● **Work instructions**: Copy the Bandit Runner page from "Bandit Runner is" to "challenges via SSH.", changing "SSH" to "Secure Shell" wherever it occurs.

● **Extract provided**:
::::::

2025-10-09 01:39:24 -06:00
2025-10-09 01:44:03 -06:00
2025-10-09 01:39:24 -06:00
2025-10-09 01:39:24 -06:00
2025-10-09 01:39:24 -06:00
2025-10-09 01:39:24 -06:00
2025-10-09 01:39:24 -06:00

Contributors Forks Stargazers Issues GPLv3 License Conventional Commits LinkedIn


Logo

Bandit Runner

A deterministic AI testing rig for LLMs-as-agents — built on Next.js, OpenNext, and Cloudflare Workers.
Explore the docs »

View Demo · Report Bug · Request Feature


Table of Contents
  1. About The Project
  2. Getting Started
  3. Usage
  4. Architecture
  5. Roadmap
  6. Contributing
  7. License
  8. Contact
  9. Acknowledgments

About The Project

Product Screenshot

Bandit Runner is an autonomous AI agent testing framework that evaluates large language models by having them solve the OverTheWire Bandit wargame challenges via SSH.

Why it matters

  • Provides a real-world, hands-on benchmark for autonomous reasoning and command execution
  • Tests tool use (SSH), planning, error handling, and persistence under real network conditions
  • Generates reproducible logs for research and public leaderboards
  • Demonstrates LLM capabilities in a sandboxed, deterministic environment

Features

  • 🤖 LangGraph.js Autonomous Agent - State machine with tool use and planning
  • 🔌 Real-Time WebSocket Streaming - Live updates with <50ms latency
  • 🖥️ Full Terminal Output - Complete SSH session with ANSI colors and formatting
  • 💬 Agent Reasoning Display - See the LLM's thinking process and command selection
  • 🎯 OpenRouter Integration - Access 100+ models with search and filtering
  • 🎨 Beautiful Retro UI - Terminal-inspired interface with shadcn/ui components
  • 🔒 Security Boundaries - Sandboxed SSH access to read-only Bandit server
  • 📊 Level Progression - Automatic password extraction and advancement
  • 🛠️ Manual Mode - Optional human intervention for debugging

(back to top)


Built With

  • Next.js - Frontend framework (v15 with App Router)
  • React - UI library (v19)
  • Cloudflare - Edge compute + Durable Objects
  • OpenNext - Next.js adapter for Cloudflare Workers
  • LangGraph - Agent orchestration framework
  • Shadcn/UI - Component library
  • TypeScript - Type safety
  • pnpm - Package manager

(back to top)

::::::

● **Excerpted records**:
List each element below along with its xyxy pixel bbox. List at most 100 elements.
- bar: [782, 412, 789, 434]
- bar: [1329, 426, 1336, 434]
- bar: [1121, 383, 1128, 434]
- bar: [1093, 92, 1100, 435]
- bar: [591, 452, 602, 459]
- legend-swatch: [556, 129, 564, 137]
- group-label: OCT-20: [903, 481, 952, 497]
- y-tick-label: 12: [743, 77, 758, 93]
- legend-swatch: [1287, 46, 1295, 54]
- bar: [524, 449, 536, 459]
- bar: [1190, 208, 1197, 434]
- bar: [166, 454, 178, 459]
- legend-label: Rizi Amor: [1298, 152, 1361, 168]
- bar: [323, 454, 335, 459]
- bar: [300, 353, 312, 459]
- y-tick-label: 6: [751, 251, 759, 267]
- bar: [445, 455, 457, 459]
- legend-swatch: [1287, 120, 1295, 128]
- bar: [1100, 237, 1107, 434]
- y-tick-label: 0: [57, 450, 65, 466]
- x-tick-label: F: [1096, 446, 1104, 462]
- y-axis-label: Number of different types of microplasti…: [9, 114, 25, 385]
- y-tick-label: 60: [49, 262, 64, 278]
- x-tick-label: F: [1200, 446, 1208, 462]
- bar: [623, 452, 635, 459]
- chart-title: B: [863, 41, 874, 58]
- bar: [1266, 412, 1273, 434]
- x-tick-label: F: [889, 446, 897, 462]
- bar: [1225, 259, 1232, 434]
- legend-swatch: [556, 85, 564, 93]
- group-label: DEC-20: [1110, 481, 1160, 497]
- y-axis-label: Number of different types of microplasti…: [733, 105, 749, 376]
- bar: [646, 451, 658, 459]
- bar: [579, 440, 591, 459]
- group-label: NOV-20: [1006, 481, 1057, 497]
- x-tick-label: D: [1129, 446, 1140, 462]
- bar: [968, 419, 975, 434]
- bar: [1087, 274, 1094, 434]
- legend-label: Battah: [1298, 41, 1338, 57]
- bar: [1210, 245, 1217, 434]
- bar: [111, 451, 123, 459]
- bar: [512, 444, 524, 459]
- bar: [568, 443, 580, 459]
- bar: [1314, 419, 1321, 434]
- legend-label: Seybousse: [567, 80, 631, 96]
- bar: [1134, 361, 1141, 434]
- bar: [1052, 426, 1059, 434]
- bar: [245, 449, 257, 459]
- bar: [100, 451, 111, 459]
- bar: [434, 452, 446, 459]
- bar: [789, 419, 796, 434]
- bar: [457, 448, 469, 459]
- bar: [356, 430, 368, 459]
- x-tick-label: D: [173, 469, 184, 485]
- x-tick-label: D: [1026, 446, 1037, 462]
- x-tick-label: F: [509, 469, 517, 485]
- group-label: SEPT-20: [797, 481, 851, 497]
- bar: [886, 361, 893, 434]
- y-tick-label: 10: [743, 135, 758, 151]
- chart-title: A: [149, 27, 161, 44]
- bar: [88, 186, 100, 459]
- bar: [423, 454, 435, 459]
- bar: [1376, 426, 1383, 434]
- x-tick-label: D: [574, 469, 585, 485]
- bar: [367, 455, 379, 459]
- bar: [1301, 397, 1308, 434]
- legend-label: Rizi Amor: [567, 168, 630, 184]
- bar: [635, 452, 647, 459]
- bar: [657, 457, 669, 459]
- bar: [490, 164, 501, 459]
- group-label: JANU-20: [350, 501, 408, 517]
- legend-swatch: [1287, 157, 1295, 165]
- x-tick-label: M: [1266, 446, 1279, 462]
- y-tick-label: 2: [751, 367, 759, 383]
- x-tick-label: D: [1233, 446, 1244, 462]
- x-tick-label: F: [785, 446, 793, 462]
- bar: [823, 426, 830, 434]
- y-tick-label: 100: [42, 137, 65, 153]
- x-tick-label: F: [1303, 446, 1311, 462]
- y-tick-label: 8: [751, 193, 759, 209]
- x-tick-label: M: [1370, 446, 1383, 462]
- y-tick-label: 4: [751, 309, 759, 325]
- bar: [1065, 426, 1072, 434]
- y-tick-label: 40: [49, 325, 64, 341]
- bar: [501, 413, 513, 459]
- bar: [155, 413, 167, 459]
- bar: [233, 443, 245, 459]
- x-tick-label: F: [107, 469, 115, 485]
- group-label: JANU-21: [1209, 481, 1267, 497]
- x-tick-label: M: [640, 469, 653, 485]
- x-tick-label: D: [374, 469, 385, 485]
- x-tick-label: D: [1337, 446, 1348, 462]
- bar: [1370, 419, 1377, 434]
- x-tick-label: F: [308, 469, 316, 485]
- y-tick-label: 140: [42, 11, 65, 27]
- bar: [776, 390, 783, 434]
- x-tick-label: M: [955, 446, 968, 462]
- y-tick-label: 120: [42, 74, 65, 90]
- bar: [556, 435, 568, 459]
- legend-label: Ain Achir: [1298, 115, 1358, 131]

::::::

● **Written solution**:
Bandit Runner is an autonomous AI agent testing framework that evaluates large language models by having them solve the OverTheWire Bandit wargame challenges via Secure Shell.